╔══

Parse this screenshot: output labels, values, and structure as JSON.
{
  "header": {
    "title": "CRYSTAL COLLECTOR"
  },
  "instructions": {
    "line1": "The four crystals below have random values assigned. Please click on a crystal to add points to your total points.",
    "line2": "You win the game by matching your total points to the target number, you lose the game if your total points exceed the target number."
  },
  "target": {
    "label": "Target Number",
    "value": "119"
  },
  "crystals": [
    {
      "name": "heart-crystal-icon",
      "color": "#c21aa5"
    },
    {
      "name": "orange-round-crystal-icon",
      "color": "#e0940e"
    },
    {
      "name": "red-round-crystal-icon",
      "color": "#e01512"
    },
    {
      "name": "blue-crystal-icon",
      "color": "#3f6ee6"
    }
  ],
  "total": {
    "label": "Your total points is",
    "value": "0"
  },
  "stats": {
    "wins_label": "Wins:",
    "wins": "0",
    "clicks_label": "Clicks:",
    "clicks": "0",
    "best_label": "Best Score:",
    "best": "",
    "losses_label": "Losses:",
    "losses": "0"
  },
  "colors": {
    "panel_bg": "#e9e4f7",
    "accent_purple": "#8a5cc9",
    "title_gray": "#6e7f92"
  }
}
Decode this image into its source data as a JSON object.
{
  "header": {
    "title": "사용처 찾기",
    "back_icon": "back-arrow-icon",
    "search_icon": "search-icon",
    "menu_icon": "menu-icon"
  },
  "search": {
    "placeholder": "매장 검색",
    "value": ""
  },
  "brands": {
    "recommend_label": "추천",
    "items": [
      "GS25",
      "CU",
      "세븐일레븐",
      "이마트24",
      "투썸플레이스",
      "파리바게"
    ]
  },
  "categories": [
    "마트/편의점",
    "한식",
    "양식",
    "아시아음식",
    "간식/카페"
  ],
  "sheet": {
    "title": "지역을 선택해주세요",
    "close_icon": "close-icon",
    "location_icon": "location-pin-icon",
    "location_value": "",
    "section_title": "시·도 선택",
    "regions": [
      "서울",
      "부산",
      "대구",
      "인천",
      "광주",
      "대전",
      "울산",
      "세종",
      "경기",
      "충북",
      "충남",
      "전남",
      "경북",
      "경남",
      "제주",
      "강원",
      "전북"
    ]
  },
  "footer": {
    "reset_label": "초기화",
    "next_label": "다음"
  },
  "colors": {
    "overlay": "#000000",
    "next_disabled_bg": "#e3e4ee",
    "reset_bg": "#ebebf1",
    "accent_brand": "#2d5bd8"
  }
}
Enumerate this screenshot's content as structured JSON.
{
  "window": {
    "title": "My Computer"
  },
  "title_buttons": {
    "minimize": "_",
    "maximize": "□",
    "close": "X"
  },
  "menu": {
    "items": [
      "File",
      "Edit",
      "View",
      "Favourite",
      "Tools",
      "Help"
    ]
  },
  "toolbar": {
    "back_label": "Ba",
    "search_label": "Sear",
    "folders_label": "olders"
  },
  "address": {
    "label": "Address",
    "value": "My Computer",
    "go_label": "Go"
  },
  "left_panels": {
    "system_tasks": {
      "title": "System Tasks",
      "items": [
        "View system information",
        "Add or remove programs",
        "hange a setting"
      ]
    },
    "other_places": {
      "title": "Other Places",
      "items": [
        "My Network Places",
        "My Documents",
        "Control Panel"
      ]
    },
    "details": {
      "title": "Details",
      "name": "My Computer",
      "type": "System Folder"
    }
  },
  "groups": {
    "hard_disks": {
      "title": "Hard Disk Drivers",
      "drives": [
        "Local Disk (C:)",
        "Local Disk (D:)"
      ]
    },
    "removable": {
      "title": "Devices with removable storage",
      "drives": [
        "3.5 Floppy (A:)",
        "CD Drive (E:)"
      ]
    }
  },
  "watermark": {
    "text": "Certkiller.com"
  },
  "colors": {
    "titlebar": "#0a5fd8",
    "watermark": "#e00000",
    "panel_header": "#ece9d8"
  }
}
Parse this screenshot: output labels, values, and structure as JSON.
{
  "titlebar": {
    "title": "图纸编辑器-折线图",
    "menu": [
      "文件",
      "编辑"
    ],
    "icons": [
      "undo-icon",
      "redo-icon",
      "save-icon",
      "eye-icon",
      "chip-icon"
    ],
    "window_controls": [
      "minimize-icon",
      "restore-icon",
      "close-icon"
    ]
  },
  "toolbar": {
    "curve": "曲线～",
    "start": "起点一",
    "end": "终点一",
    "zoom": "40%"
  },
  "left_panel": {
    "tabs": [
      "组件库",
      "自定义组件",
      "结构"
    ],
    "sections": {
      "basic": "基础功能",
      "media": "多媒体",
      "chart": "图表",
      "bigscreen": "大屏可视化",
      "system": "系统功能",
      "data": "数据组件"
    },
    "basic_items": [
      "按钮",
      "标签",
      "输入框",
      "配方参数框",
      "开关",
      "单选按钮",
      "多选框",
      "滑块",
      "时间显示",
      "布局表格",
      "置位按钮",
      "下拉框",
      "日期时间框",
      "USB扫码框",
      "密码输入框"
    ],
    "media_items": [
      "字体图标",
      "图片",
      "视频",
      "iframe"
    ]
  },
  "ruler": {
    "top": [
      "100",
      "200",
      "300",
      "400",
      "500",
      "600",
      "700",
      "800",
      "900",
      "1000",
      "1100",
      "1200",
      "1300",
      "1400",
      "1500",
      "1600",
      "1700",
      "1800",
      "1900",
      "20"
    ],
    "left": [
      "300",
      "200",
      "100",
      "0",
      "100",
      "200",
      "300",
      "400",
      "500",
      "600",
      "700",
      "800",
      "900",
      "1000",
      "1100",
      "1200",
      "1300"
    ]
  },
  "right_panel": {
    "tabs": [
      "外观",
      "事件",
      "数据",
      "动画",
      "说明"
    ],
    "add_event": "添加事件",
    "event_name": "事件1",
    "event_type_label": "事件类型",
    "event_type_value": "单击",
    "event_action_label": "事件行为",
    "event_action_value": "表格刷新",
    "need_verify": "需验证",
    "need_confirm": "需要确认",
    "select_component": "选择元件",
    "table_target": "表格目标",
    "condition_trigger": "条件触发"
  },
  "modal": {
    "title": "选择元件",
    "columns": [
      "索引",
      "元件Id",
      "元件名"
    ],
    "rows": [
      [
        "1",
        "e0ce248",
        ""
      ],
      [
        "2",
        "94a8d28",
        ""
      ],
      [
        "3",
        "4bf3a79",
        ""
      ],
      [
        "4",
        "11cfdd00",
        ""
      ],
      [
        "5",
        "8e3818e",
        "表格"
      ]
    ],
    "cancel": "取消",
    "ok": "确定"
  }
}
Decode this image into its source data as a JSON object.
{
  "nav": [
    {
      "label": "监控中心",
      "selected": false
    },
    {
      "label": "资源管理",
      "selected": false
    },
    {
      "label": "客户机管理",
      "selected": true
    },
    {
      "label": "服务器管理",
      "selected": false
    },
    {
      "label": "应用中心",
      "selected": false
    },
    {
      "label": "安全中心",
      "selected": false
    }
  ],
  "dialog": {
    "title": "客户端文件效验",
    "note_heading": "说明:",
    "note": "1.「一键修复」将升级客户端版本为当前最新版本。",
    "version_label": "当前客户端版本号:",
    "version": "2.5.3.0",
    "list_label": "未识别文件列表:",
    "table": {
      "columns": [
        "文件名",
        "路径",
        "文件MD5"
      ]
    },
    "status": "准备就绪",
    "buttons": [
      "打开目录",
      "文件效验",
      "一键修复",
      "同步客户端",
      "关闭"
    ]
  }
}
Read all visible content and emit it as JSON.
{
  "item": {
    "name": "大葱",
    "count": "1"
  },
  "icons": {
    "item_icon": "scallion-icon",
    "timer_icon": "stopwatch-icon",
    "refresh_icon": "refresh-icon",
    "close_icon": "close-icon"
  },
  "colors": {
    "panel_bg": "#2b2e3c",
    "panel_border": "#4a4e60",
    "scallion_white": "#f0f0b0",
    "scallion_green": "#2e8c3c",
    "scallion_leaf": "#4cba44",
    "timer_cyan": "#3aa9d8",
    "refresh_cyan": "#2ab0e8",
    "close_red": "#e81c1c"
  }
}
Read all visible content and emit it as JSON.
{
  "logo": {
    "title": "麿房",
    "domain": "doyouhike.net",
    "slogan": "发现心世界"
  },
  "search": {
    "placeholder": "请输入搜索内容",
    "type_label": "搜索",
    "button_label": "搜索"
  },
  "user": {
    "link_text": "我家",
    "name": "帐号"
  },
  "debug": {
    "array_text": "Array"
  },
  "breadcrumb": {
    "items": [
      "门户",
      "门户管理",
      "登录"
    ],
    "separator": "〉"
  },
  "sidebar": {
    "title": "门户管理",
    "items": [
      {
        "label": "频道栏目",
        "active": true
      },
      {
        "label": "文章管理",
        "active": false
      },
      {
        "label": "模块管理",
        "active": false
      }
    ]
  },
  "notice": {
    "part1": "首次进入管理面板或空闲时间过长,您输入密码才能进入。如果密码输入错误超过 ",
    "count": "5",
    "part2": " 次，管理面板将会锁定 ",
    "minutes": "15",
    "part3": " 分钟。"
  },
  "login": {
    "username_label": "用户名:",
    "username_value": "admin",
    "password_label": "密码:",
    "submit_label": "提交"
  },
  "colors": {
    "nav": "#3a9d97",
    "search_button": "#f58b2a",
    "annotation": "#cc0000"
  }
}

╚══

— Exercise objective —
In the entries above, find each line with the word "Computer" and show it.

— Exercise output —
    "title": "My Computer"
    "value": "My Computer",
      "name": "My Computer",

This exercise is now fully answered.